_WHAT THE TASK REQUIRES:_ All of the data that follows should be retyped exactly, please, except the pictures.

(Extracts from a graphics dataset)
__________________________________________________

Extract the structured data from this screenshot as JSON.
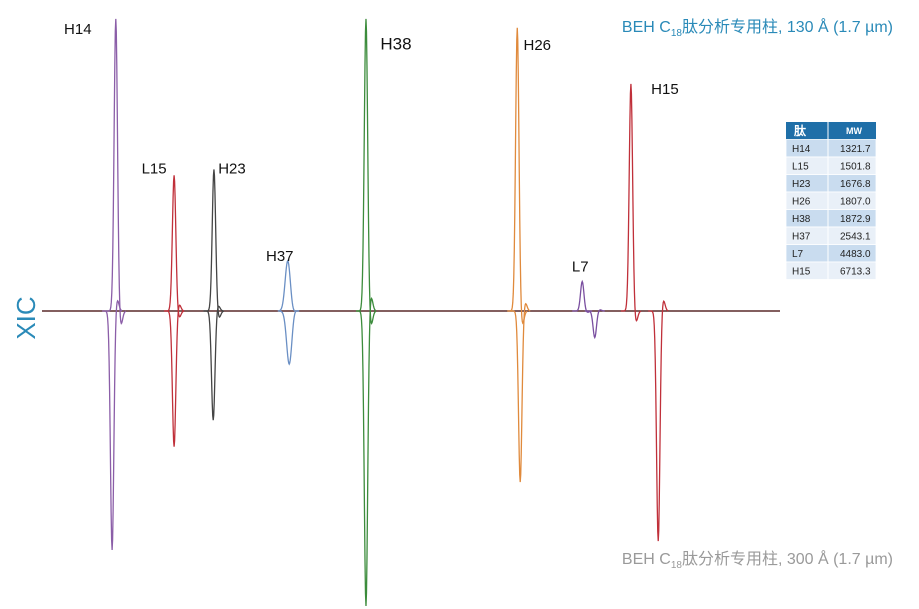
{
  "chart_data": {
    "type": "mirror-chromatogram",
    "ylabel": "XIC",
    "categories": [
      "H14",
      "L15",
      "H23",
      "H37",
      "H38",
      "H26",
      "L7",
      "H15"
    ],
    "colors": [
      "#8b5ea8",
      "#c0303a",
      "#444444",
      "#6a8fc4",
      "#3c8c3c",
      "#e08a3c",
      "#7a4fa0",
      "#c0303a"
    ],
    "xlim": [
      0,
      100
    ],
    "ylim": [
      0,
      100
    ],
    "series": [
      {
        "name": "BEH C18肽分析专用柱, 130 Å (1.7 µm)",
        "color": "#2a8ab8",
        "direction": "up",
        "x": [
          10.0,
          17.9,
          23.3,
          33.3,
          43.9,
          64.4,
          73.2,
          79.8
        ],
        "values": [
          99,
          46,
          48,
          17,
          99,
          96,
          10,
          77
        ]
      },
      {
        "name": "BEH C18肽分析专用柱, 300 Å (1.7 µm)",
        "color": "#9a9a9a",
        "direction": "down",
        "x": [
          9.5,
          17.9,
          23.2,
          33.5,
          43.9,
          64.8,
          74.9,
          83.5
        ],
        "values": [
          81,
          46,
          37,
          18,
          100,
          58,
          9,
          78
        ]
      }
    ]
  },
  "table": {
    "header": [
      "肽",
      "MW"
    ],
    "rows": [
      [
        "H14",
        "1321.7"
      ],
      [
        "L15",
        "1501.8"
      ],
      [
        "H23",
        "1676.8"
      ],
      [
        "H26",
        "1807.0"
      ],
      [
        "H38",
        "1872.9"
      ],
      [
        "H37",
        "2543.1"
      ],
      [
        "L7",
        "4483.0"
      ],
      [
        "H15",
        "6713.3"
      ]
    ]
  }
}
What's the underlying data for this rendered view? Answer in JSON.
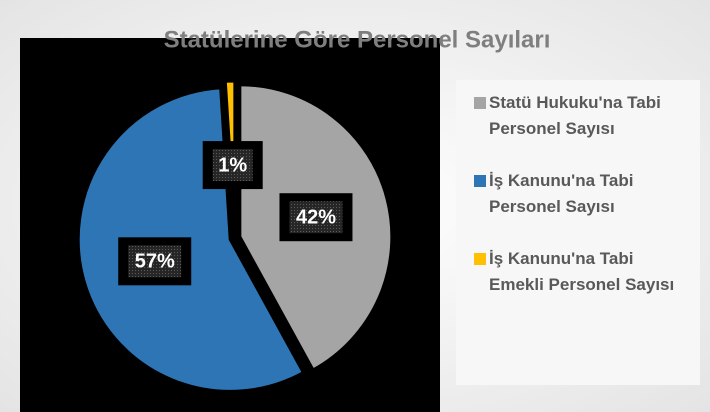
{
  "chart_data": {
    "type": "pie",
    "title": "Statülerine Göre Personel Sayıları",
    "categories": [
      "Statü Hukuku'na Tabi Personel Sayısı",
      "İş Kanunu'na Tabi Personel Sayısı",
      "İş Kanunu'na Tabi Emekli Personel Sayısı"
    ],
    "values": [
      42,
      57,
      1
    ],
    "value_labels": [
      "42%",
      "57%",
      "1%"
    ],
    "colors": [
      "#a5a5a5",
      "#2e75b6",
      "#ffc000"
    ],
    "legend": "right"
  }
}
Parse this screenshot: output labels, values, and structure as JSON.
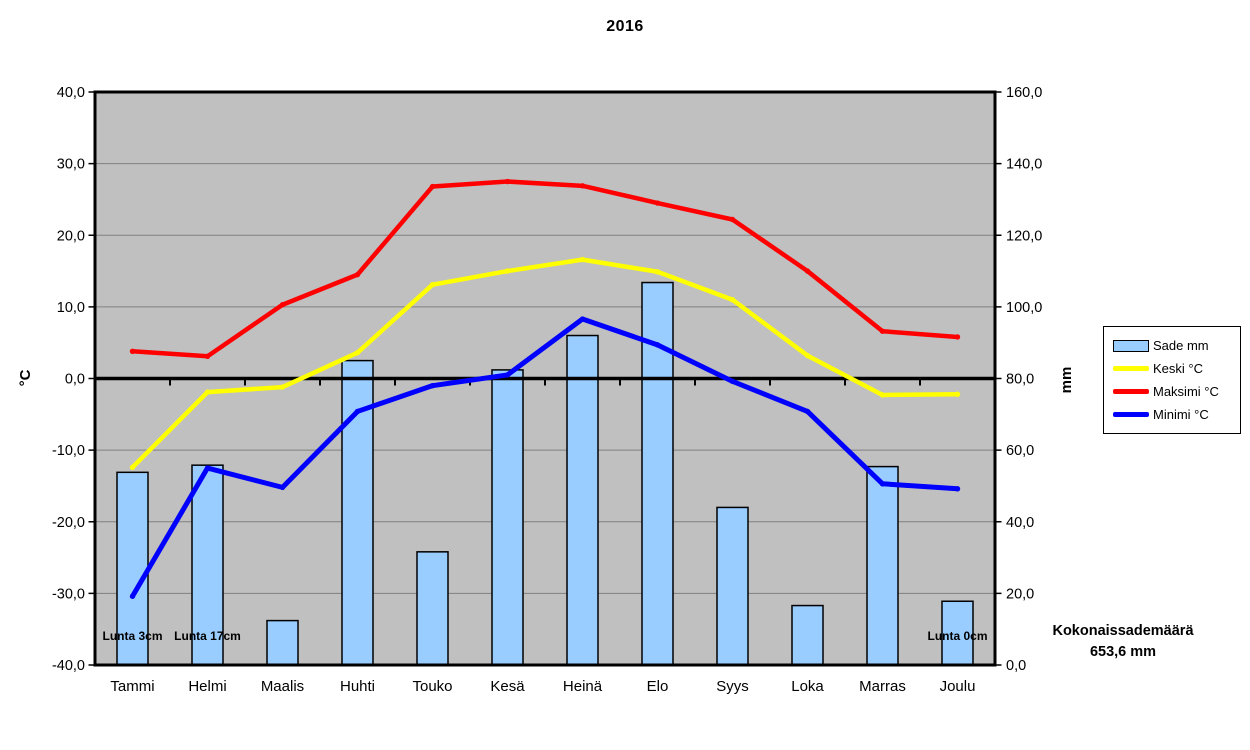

__________________________________________________

_ANSWER IN FULL:_
Extract the structured data from this screenshot as JSON.
{
  "chart_data": {
    "type": "mirror-chromatogram",
    "ylabel": "XIC",
    "categories": [
      "H14",
      "L15",
      "H23",
      "H37",
      "H38",
      "H26",
      "L7",
      "H15"
    ],
    "colors": [
      "#8b5ea8",
      "#c0303a",
      "#444444",
      "#6a8fc4",
      "#3c8c3c",
      "#e08a3c",
      "#7a4fa0",
      "#c0303a"
    ],
    "xlim": [
      0,
      100
    ],
    "ylim": [
      0,
      100
    ],
    "series": [
      {
        "name": "BEH C18肽分析专用柱, 130 Å (1.7 µm)",
        "color": "#2a8ab8",
        "direction": "up",
        "x": [
          10.0,
          17.9,
          23.3,
          33.3,
          43.9,
          64.4,
          73.2,
          79.8
        ],
        "values": [
          99,
          46,
          48,
          17,
          99,
          96,
          10,
          77
        ]
      },
      {
        "name": "BEH C18肽分析专用柱, 300 Å (1.7 µm)",
        "color": "#9a9a9a",
        "direction": "down",
        "x": [
          9.5,
          17.9,
          23.2,
          33.5,
          43.9,
          64.8,
          74.9,
          83.5
        ],
        "values": [
          81,
          46,
          37,
          18,
          100,
          58,
          9,
          78
        ]
      }
    ]
  },
  "table": {
    "header": [
      "肽",
      "MW"
    ],
    "rows": [
      [
        "H14",
        "1321.7"
      ],
      [
        "L15",
        "1501.8"
      ],
      [
        "H23",
        "1676.8"
      ],
      [
        "H26",
        "1807.0"
      ],
      [
        "H38",
        "1872.9"
      ],
      [
        "H37",
        "2543.1"
      ],
      [
        "L7",
        "4483.0"
      ],
      [
        "H15",
        "6713.3"
      ]
    ]
  }
}
What's the underlying data for this rendered view? Answer in JSON.
{
  "chart_data": {
    "type": "pie",
    "title": "Statülerine Göre Personel Sayıları",
    "categories": [
      "Statü Hukuku'na Tabi Personel Sayısı",
      "İş Kanunu'na Tabi Personel Sayısı",
      "İş Kanunu'na Tabi Emekli Personel Sayısı"
    ],
    "values": [
      42,
      57,
      1
    ],
    "value_labels": [
      "42%",
      "57%",
      "1%"
    ],
    "colors": [
      "#a5a5a5",
      "#2e75b6",
      "#ffc000"
    ],
    "legend": "right"
  }
}
Parse this screenshot: output labels, values, and structure as JSON.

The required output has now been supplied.